## Task details
Below is some material; transcribe all of it exactly.

▶

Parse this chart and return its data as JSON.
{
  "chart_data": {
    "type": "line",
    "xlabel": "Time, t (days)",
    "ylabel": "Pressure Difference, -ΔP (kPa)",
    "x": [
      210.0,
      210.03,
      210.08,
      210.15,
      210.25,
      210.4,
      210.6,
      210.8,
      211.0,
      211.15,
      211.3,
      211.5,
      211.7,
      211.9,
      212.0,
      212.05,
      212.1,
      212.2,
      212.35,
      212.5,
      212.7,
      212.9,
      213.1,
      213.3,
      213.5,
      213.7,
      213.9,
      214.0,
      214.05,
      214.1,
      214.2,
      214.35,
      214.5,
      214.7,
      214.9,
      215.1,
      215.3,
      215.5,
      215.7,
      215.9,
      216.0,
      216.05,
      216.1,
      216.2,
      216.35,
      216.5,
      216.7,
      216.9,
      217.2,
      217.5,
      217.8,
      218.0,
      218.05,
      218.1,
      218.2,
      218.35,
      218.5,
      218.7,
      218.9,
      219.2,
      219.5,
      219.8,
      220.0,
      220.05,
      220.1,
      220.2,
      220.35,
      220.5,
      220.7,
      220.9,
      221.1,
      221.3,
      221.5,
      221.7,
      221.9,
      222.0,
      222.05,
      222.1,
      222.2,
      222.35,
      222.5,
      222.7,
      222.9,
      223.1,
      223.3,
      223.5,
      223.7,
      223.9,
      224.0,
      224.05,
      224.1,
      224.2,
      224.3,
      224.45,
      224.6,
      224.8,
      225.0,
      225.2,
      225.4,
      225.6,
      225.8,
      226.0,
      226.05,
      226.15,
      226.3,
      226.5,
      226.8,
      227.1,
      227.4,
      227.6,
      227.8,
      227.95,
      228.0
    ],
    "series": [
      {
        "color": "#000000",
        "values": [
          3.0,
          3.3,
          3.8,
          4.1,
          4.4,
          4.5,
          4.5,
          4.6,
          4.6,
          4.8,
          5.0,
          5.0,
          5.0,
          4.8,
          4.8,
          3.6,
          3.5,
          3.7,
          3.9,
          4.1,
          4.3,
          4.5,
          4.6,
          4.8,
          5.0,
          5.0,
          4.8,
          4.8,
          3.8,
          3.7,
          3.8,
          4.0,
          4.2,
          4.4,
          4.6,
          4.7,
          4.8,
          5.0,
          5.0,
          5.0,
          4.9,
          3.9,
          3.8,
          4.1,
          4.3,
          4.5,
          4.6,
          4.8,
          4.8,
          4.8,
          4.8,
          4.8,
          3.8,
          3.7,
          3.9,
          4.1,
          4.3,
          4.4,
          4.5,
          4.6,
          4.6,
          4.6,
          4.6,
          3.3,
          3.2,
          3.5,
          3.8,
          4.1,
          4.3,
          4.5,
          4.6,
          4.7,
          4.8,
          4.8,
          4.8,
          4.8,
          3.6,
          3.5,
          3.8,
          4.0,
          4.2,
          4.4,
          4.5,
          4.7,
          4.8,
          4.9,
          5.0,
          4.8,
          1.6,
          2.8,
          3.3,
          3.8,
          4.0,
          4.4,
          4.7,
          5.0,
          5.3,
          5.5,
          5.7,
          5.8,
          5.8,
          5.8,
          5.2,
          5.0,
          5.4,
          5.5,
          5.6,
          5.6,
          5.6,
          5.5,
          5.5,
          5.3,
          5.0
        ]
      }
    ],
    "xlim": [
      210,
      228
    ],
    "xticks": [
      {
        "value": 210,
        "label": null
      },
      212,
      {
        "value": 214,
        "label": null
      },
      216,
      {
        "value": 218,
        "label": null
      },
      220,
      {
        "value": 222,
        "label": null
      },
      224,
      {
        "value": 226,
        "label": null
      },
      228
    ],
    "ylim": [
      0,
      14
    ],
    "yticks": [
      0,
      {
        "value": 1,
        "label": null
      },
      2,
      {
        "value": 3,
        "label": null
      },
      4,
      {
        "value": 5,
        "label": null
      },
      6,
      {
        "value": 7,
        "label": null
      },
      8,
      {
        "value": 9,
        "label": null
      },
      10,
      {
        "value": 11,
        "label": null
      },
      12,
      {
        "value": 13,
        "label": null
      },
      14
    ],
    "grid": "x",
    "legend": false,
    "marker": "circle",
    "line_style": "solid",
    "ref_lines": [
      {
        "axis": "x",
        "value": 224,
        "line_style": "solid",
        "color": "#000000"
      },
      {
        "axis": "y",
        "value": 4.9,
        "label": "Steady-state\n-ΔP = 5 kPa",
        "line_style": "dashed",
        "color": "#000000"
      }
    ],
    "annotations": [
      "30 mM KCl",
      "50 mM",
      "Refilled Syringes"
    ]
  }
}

◀

## Result
Parse this chart and return its data as JSON.
{
  "chart_data": {
    "type": "line",
    "xlabel": "Time, t (days)",
    "ylabel": "Pressure Difference, -ΔP (kPa)",
    "x": [
      210.0,
      210.03,
      210.08,
      210.15,
      210.25,
      210.4,
      210.6,
      210.8,
      211.0,
      211.15,
      211.3,
      211.5,
      211.7,
      211.9,
      212.0,
      212.05,
      212.1,
      212.2,
      212.35,
      212.5,
      212.7,
      212.9,
      213.1,
      213.3,
      213.5,
      213.7,
      213.9,
      214.0,
      214.05,
      214.1,
      214.2,
      214.35,
      214.5,
      214.7,
      214.9,
      215.1,
      215.3,
      215.5,
      215.7,
      215.9,
      216.0,
      216.05,
      216.1,
      216.2,
      216.35,
      216.5,
      216.7,
      216.9,
      217.2,
      217.5,
      217.8,
      218.0,
      218.05,
      218.1,
      218.2,
      218.35,
      218.5,
      218.7,
      218.9,
      219.2,
      219.5,
      219.8,
      220.0,
      220.05,
      220.1,
      220.2,
      220.35,
      220.5,
      220.7,
      220.9,
      221.1,
      221.3,
      221.5,
      221.7,
      221.9,
      222.0,
      222.05,
      222.1,
      222.2,
      222.35,
      222.5,
      222.7,
      222.9,
      223.1,
      223.3,
      223.5,
      223.7,
      223.9,
      224.0,
      224.05,
      224.1,
      224.2,
      224.3,
      224.45,
      224.6,
      224.8,
      225.0,
      225.2,
      225.4,
      225.6,
      225.8,
      226.0,
      226.05,
      226.15,
      226.3,
      226.5,
      226.8,
      227.1,
      227.4,
      227.6,
      227.8,
      227.95,
      228.0
    ],
    "series": [
      {
        "color": "#000000",
        "values": [
          3.0,
          3.3,
          3.8,
          4.1,
          4.4,
          4.5,
          4.5,
          4.6,
          4.6,
          4.8,
          5.0,
          5.0,
          5.0,
          4.8,
          4.8,
          3.6,
          3.5,
          3.7,
          3.9,
          4.1,
          4.3,
          4.5,
          4.6,
          4.8,
          5.0,
          5.0,
          4.8,
          4.8,
          3.8,
          3.7,
          3.8,
          4.0,
          4.2,
          4.4,
          4.6,
          4.7,
          4.8,
          5.0,
          5.0,
          5.0,
          4.9,
          3.9,
          3.8,
          4.1,
          4.3,
          4.5,
          4.6,
          4.8,
          4.8,
          4.8,
          4.8,
          4.8,
          3.8,
          3.7,
          3.9,
          4.1,
          4.3,
          4.4,
          4.5,
          4.6,
          4.6,
          4.6,
          4.6,
          3.3,
          3.2,
          3.5,
          3.8,
          4.1,
          4.3,
          4.5,
          4.6,
          4.7,
          4.8,
          4.8,
          4.8,
          4.8,
          3.6,
          3.5,
          3.8,
          4.0,
          4.2,
          4.4,
          4.5,
          4.7,
          4.8,
          4.9,
          5.0,
          4.8,
          1.6,
          2.8,
          3.3,
          3.8,
          4.0,
          4.4,
          4.7,
          5.0,
          5.3,
          5.5,
          5.7,
          5.8,
          5.8,
          5.8,
          5.2,
          5.0,
          5.4,
          5.5,
          5.6,
          5.6,
          5.6,
          5.5,
          5.5,
          5.3,
          5.0
        ]
      }
    ],
    "xlim": [
      210,
      228
    ],
    "xticks": [
      {
        "value": 210,
        "label": null
      },
      212,
      {
        "value": 214,
        "label": null
      },
      216,
      {
        "value": 218,
        "label": null
      },
      220,
      {
        "value": 222,
        "label": null
      },
      224,
      {
        "value": 226,
        "label": null
      },
      228
    ],
    "ylim": [
      0,
      14
    ],
    "yticks": [
      0,
      {
        "value": 1,
        "label": null
      },
      2,
      {
        "value": 3,
        "label": null
      },
      4,
      {
        "value": 5,
        "label": null
      },
      6,
      {
        "value": 7,
        "label": null
      },
      8,
      {
        "value": 9,
        "label": null
      },
      10,
      {
        "value": 11,
        "label": null
      },
      12,
      {
        "value": 13,
        "label": null
      },
      14
    ],
    "grid": "x",
    "legend": false,
    "marker": "circle",
    "line_style": "solid",
    "ref_lines": [
      {
        "axis": "x",
        "value": 224,
        "line_style": "solid",
        "color": "#000000"
      },
      {
        "axis": "y",
        "value": 4.9,
        "label": "Steady-state\n-ΔP = 5 kPa",
        "line_style": "dashed",
        "color": "#000000"
      }
    ],
    "annotations": [
      "30 mM KCl",
      "50 mM",
      "Refilled Syringes"
    ]
  }
}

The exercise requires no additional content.